Set every line down exactly, from the one that has "Read this page and output its text content." through the final one, and keep the pictures out.

● ● ● ● ● ● ●

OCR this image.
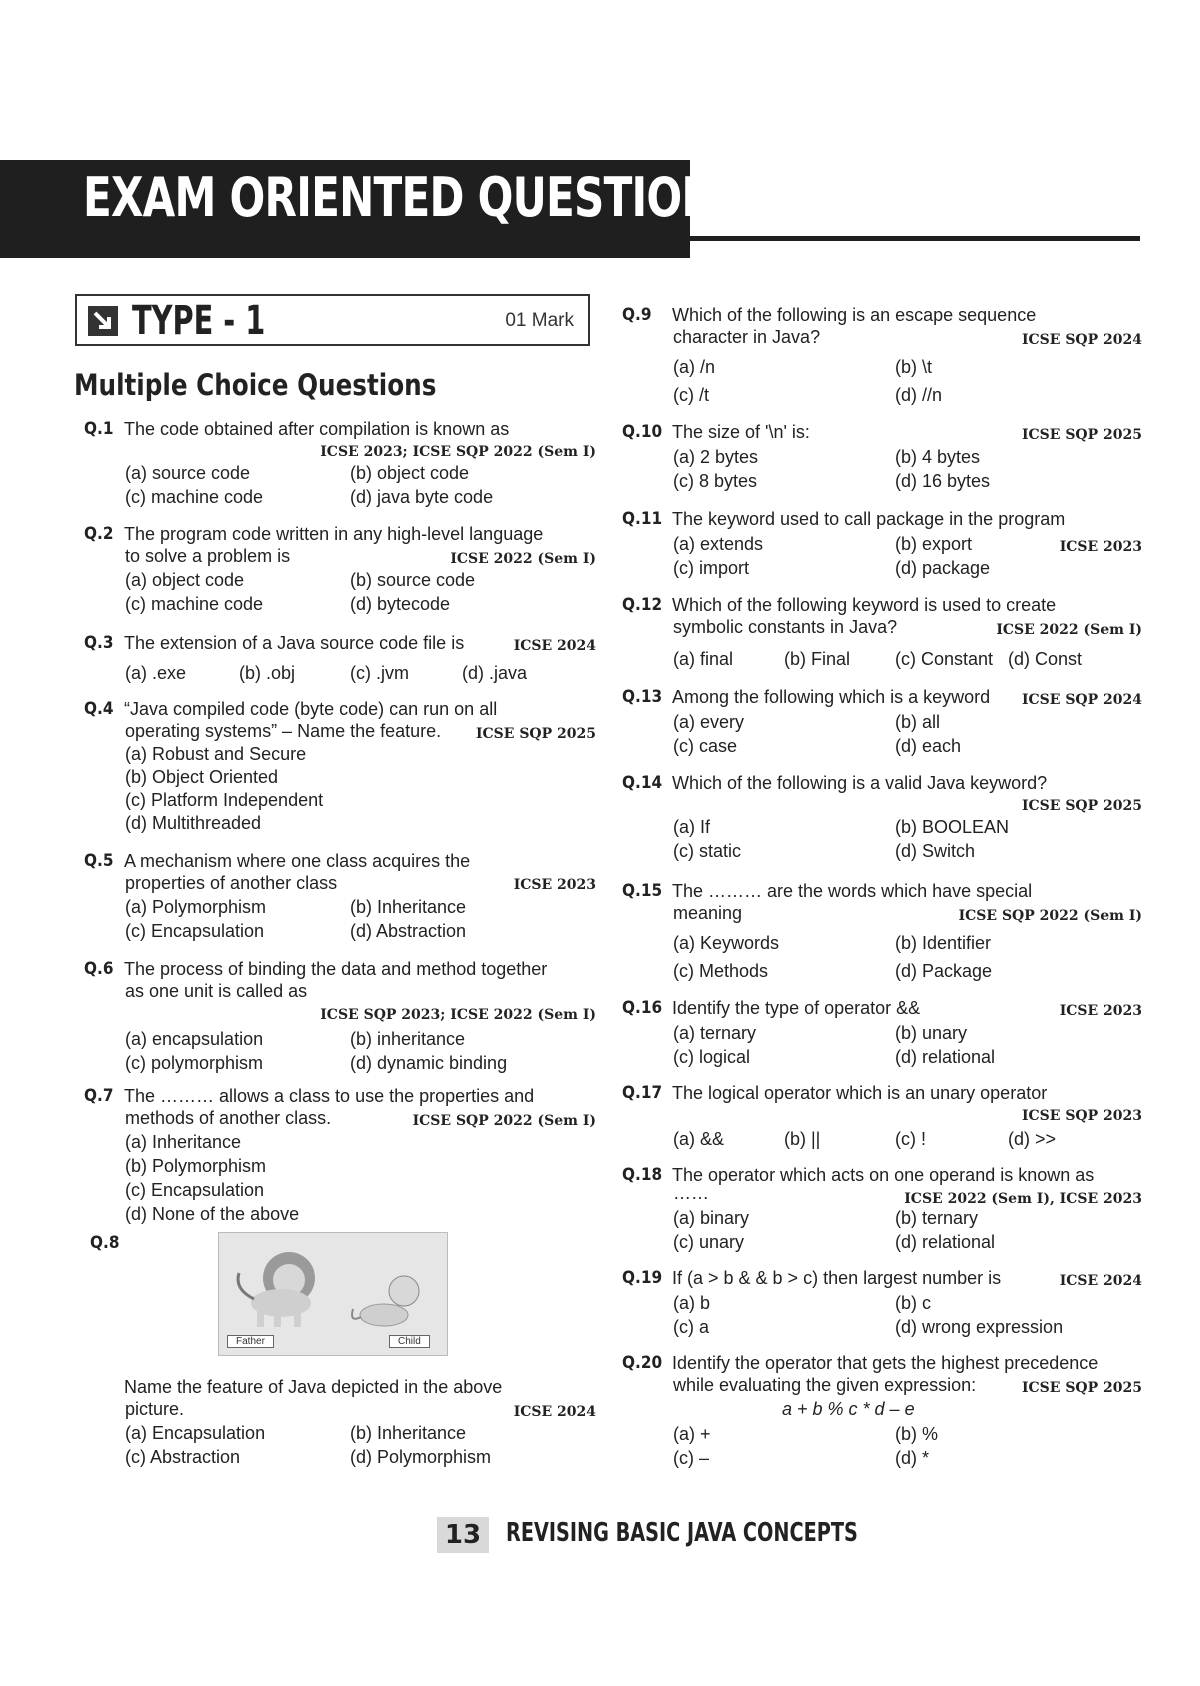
EXAM ORIENTED QUESTIONS
TYPE - 1	01 Mark
Multiple Choice Questions
Q.1 The code obtained after compilation is known as
ICSE 2023; ICSE SQP 2022 (Sem I)
(a) source code	(b) object code
(c) machine code	(d) java byte code
Q.2 The program code written in any high-level language
to solve a problem is	ICSE 2022 (Sem I)
(a) object code	(b) source code
(c) machine code	(d) bytecode
Q.3 The extension of a Java source code file is	ICSE 2024
(a) .exe	(b) .obj	(c) .jvm	(d) .java
Q.4 “Java compiled code (byte code) can run on all
operating systems” – Name the feature. ICSE SQP 2025
(a) Robust and Secure
(b) Object Oriented
(c) Platform Independent
(d) Multithreaded
Q.5 A mechanism where one class acquires the
properties of another class	ICSE 2023
(a) Polymorphism	(b) Inheritance
(c) Encapsulation	(d) Abstraction
Q.6 The process of binding the data and method together
as one unit is called as
ICSE SQP 2023; ICSE 2022 (Sem I)
(a) encapsulation	(b) inheritance
(c) polymorphism	(d) dynamic binding
Q.7 The ……… allows a class to use the properties and
methods of another class.	ICSE SQP 2022 (Sem I)
(a) Inheritance
(b) Polymorphism
(c) Encapsulation
(d) None of the above
Q.8
Father	Child
Name the feature of Java depicted in the above
picture.	ICSE 2024
(a) Encapsulation	(b) Inheritance
(c) Abstraction	(d) Polymorphism
Q.9 Which of the following is an escape sequence
character in Java?	ICSE SQP 2024
(a) /n	(b) \t
(c) /t	(d) //n
Q.10 The size of '\n' is:	ICSE SQP 2025
(a) 2 bytes	(b) 4 bytes
(c) 8 bytes	(d) 16 bytes
Q.11 The keyword used to call package in the program
ICSE 2023
(a) extends	(b) export
(c) import	(d) package
Q.12 Which of the following keyword is used to create
symbolic constants in Java?	ICSE 2022 (Sem I)
(a) final	(b) Final (c) Constant (d) Const
Q.13 Among the following which is a keyword ICSE SQP 2024
(a) every	(b) all
(c) case	(d) each
Q.14 Which of the following is a valid Java keyword?
ICSE SQP 2025
(a) If	(b) BOOLEAN
(c) static	(d) Switch
Q.15 The ……… are the words which have special
meaning	ICSE SQP 2022 (Sem I)
(a) Keywords	(b) Identifier
(c) Methods	(d) Package
Q.16 Identify the type of operator &&	ICSE 2023
(a) ternary	(b) unary
(c) logical	(d) relational
Q.17 The logical operator which is an unary operator
ICSE SQP 2023
(a) &&	(b) ||	(c) !	(d) >>
Q.18 The operator which acts on one operand is known as
……	ICSE 2022 (Sem I), ICSE 2023
(a) binary	(b) ternary
(c) unary	(d) relational
Q.19 If (a > b & & b > c) then largest number is	ICSE 2024
(a) b	(b) c
(c) a	(d) wrong expression
Q.20 Identify the operator that gets the highest precedence
while evaluating the given expression:	ICSE SQP 2025
a + b % c * d – e
(a) +	(b) %
(c) –	(d) *
13 REVISING BASIC JAVA CONCEPTS
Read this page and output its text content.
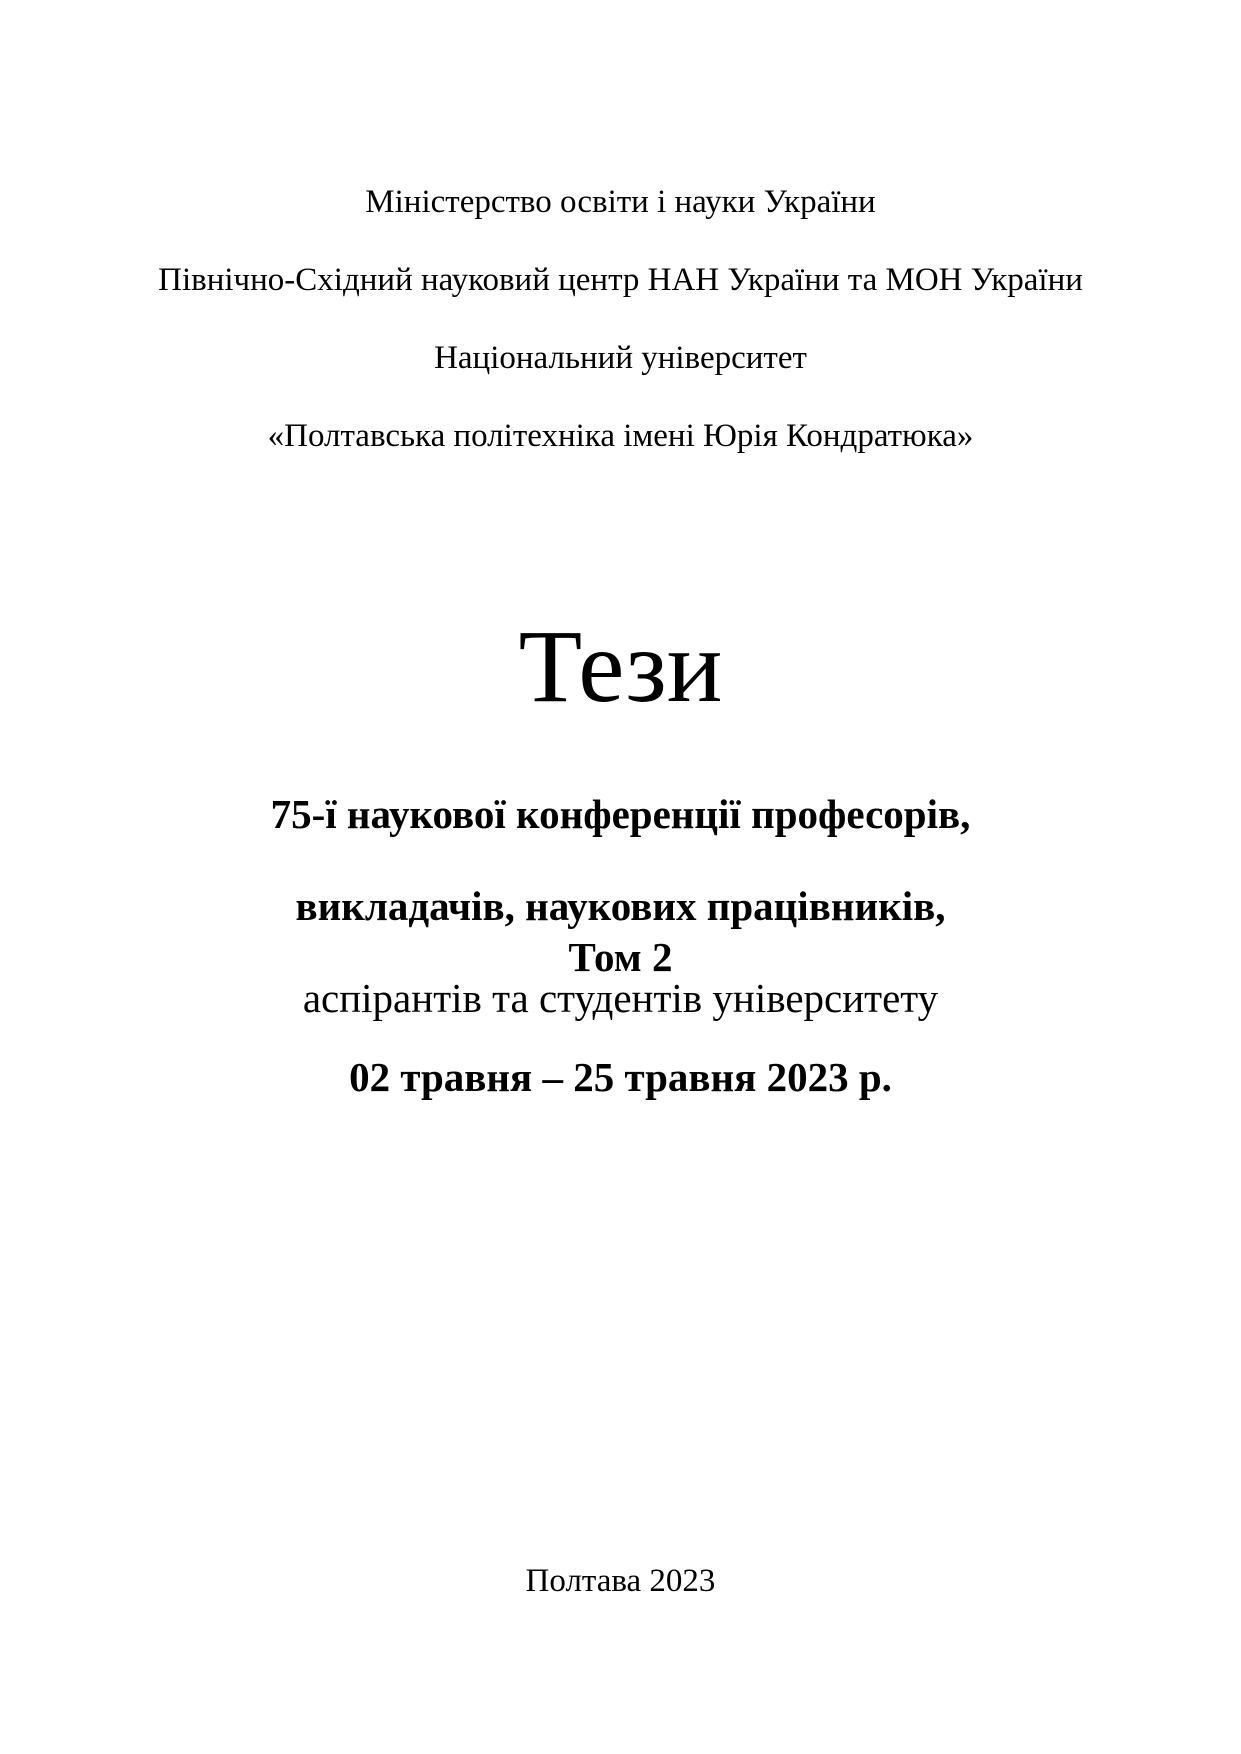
Міністерство освіти і науки України

Північно-Східний науковий центр НАН України та МОН України

Національний університет

«Полтавська політехніка імені Юрія Кондратюка»

Тези

75-ї наукової конференції професорів,

викладачів, наукових працівників,

аспірантів та студентів університету

Том 2
02 травня – 25 травня 2023 р.
Полтава 2023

● ● ● ● ● ● ●

▸ FULL RESPONSE:
Read this page and output its text content.
Міністерство освіти і науки України

Північно-Східний науковий центр НАН України та МОН України

Національний університет

«Полтавська політехніка імені Юрія Кондратюка»

Тези

75-ї наукової конференції професорів,

викладачів, наукових працівників,

аспірантів та студентів університету

Том 2
02 травня – 25 травня 2023 р.
Полтава 2023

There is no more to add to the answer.